┌──

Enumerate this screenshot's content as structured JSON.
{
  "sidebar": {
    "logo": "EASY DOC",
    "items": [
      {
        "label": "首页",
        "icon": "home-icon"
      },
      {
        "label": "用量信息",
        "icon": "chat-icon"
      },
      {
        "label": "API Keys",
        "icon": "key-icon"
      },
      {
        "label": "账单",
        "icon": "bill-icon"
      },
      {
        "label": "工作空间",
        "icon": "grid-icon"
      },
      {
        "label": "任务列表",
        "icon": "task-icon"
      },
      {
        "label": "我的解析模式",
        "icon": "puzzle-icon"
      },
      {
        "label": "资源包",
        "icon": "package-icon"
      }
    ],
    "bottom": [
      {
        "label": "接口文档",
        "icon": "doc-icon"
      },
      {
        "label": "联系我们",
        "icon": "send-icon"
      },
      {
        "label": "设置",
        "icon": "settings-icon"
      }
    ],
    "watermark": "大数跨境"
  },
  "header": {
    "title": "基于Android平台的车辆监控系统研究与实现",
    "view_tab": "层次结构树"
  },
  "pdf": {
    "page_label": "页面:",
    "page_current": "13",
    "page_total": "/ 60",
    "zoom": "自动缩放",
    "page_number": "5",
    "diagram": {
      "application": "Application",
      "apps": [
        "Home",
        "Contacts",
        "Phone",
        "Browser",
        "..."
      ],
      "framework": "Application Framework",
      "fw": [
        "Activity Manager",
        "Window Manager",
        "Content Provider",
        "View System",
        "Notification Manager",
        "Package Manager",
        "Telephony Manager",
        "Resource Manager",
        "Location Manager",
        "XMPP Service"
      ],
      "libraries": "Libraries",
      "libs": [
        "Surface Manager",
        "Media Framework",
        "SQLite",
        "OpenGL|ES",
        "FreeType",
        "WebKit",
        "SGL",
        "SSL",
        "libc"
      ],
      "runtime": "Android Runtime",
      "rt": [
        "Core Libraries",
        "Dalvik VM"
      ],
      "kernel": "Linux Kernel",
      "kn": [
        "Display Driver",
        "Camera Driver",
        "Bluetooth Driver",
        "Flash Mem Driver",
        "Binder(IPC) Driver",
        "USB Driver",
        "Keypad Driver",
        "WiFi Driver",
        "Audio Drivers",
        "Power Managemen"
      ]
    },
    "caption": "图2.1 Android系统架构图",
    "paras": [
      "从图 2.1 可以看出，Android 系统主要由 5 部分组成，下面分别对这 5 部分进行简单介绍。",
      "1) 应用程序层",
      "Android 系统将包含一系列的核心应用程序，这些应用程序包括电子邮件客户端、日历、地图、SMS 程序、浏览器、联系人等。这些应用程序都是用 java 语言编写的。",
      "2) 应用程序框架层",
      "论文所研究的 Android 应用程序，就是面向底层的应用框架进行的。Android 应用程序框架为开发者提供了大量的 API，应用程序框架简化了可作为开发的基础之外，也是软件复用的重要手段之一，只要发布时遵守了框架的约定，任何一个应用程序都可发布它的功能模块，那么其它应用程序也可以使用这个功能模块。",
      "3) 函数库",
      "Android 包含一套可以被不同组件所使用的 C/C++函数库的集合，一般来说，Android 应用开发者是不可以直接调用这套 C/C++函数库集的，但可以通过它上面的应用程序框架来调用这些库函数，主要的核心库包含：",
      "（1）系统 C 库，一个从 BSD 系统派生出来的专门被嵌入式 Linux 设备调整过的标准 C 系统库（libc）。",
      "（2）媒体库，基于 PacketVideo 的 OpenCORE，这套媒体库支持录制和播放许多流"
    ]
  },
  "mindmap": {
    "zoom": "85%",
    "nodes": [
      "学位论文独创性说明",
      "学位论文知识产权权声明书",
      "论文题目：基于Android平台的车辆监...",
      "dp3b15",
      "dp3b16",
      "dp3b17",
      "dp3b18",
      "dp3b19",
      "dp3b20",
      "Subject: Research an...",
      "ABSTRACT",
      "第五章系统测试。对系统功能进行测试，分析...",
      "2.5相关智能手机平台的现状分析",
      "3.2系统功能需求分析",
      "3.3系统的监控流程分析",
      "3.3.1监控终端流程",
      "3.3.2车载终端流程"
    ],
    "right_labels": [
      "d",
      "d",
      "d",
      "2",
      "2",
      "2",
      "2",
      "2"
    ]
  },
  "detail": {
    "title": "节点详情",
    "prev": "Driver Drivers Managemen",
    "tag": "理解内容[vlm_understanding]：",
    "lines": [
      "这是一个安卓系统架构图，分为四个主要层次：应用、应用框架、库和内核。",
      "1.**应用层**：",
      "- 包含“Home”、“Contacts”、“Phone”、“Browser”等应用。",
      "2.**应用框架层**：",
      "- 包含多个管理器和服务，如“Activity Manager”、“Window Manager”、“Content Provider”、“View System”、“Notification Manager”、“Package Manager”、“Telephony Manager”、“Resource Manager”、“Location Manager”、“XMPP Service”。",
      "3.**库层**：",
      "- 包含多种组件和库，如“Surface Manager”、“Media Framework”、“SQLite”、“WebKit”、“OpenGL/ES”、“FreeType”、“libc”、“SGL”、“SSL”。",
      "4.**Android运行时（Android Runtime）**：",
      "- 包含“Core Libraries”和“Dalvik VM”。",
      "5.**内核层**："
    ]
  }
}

└──

#### What this task involves:
Retype all of the entries precisely as they are.

#### Written answer:
Enumerate this screenshot's content as structured JSON.
{
  "sidebar": {
    "logo": "EASY DOC",
    "items": [
      {
        "label": "首页",
        "icon": "home-icon"
      },
      {
        "label": "用量信息",
        "icon": "chat-icon"
      },
      {
        "label": "API Keys",
        "icon": "key-icon"
      },
      {
        "label": "账单",
        "icon": "bill-icon"
      },
      {
        "label": "工作空间",
        "icon": "grid-icon"
      },
      {
        "label": "任务列表",
        "icon": "task-icon"
      },
      {
        "label": "我的解析模式",
        "icon": "puzzle-icon"
      },
      {
        "label": "资源包",
        "icon": "package-icon"
      }
    ],
    "bottom": [
      {
        "label": "接口文档",
        "icon": "doc-icon"
      },
      {
        "label": "联系我们",
        "icon": "send-icon"
      },
      {
        "label": "设置",
        "icon": "settings-icon"
      }
    ],
    "watermark": "大数跨境"
  },
  "header": {
    "title": "基于Android平台的车辆监控系统研究与实现",
    "view_tab": "层次结构树"
  },
  "pdf": {
    "page_label": "页面:",
    "page_current": "13",
    "page_total": "/ 60",
    "zoom": "自动缩放",
    "page_number": "5",
    "diagram": {
      "application": "Application",
      "apps": [
        "Home",
        "Contacts",
        "Phone",
        "Browser",
        "..."
      ],
      "framework": "Application Framework",
      "fw": [
        "Activity Manager",
        "Window Manager",
        "Content Provider",
        "View System",
        "Notification Manager",
        "Package Manager",
        "Telephony Manager",
        "Resource Manager",
        "Location Manager",
        "XMPP Service"
      ],
      "libraries": "Libraries",
      "libs": [
        "Surface Manager",
        "Media Framework",
        "SQLite",
        "OpenGL|ES",
        "FreeType",
        "WebKit",
        "SGL",
        "SSL",
        "libc"
      ],
      "runtime": "Android Runtime",
      "rt": [
        "Core Libraries",
        "Dalvik VM"
      ],
      "kernel": "Linux Kernel",
      "kn": [
        "Display Driver",
        "Camera Driver",
        "Bluetooth Driver",
        "Flash Mem Driver",
        "Binder(IPC) Driver",
        "USB Driver",
        "Keypad Driver",
        "WiFi Driver",
        "Audio Drivers",
        "Power Managemen"
      ]
    },
    "caption": "图2.1 Android系统架构图",
    "paras": [
      "从图 2.1 可以看出，Android 系统主要由 5 部分组成，下面分别对这 5 部分进行简单介绍。",
      "1) 应用程序层",
      "Android 系统将包含一系列的核心应用程序，这些应用程序包括电子邮件客户端、日历、地图、SMS 程序、浏览器、联系人等。这些应用程序都是用 java 语言编写的。",
      "2) 应用程序框架层",
      "论文所研究的 Android 应用程序，就是面向底层的应用框架进行的。Android 应用程序框架为开发者提供了大量的 API，应用程序框架简化了可作为开发的基础之外，也是软件复用的重要手段之一，只要发布时遵守了框架的约定，任何一个应用程序都可发布它的功能模块，那么其它应用程序也可以使用这个功能模块。",
      "3) 函数库",
      "Android 包含一套可以被不同组件所使用的 C/C++函数库的集合，一般来说，Android 应用开发者是不可以直接调用这套 C/C++函数库集的，但可以通过它上面的应用程序框架来调用这些库函数，主要的核心库包含：",
      "（1）系统 C 库，一个从 BSD 系统派生出来的专门被嵌入式 Linux 设备调整过的标准 C 系统库（libc）。",
      "（2）媒体库，基于 PacketVideo 的 OpenCORE，这套媒体库支持录制和播放许多流"
    ]
  },
  "mindmap": {
    "zoom": "85%",
    "nodes": [
      "学位论文独创性说明",
      "学位论文知识产权权声明书",
      "论文题目：基于Android平台的车辆监...",
      "dp3b15",
      "dp3b16",
      "dp3b17",
      "dp3b18",
      "dp3b19",
      "dp3b20",
      "Subject: Research an...",
      "ABSTRACT",
      "第五章系统测试。对系统功能进行测试，分析...",
      "2.5相关智能手机平台的现状分析",
      "3.2系统功能需求分析",
      "3.3系统的监控流程分析",
      "3.3.1监控终端流程",
      "3.3.2车载终端流程"
    ],
    "right_labels": [
      "d",
      "d",
      "d",
      "2",
      "2",
      "2",
      "2",
      "2"
    ]
  },
  "detail": {
    "title": "节点详情",
    "prev": "Driver Drivers Managemen",
    "tag": "理解内容[vlm_understanding]：",
    "lines": [
      "这是一个安卓系统架构图，分为四个主要层次：应用、应用框架、库和内核。",
      "1.**应用层**：",
      "- 包含“Home”、“Contacts”、“Phone”、“Browser”等应用。",
      "2.**应用框架层**：",
      "- 包含多个管理器和服务，如“Activity Manager”、“Window Manager”、“Content Provider”、“View System”、“Notification Manager”、“Package Manager”、“Telephony Manager”、“Resource Manager”、“Location Manager”、“XMPP Service”。",
      "3.**库层**：",
      "- 包含多种组件和库，如“Surface Manager”、“Media Framework”、“SQLite”、“WebKit”、“OpenGL/ES”、“FreeType”、“libc”、“SGL”、“SSL”。",
      "4.**Android运行时（Android Runtime）**：",
      "- 包含“Core Libraries”和“Dalvik VM”。",
      "5.**内核层**："
    ]
  }
}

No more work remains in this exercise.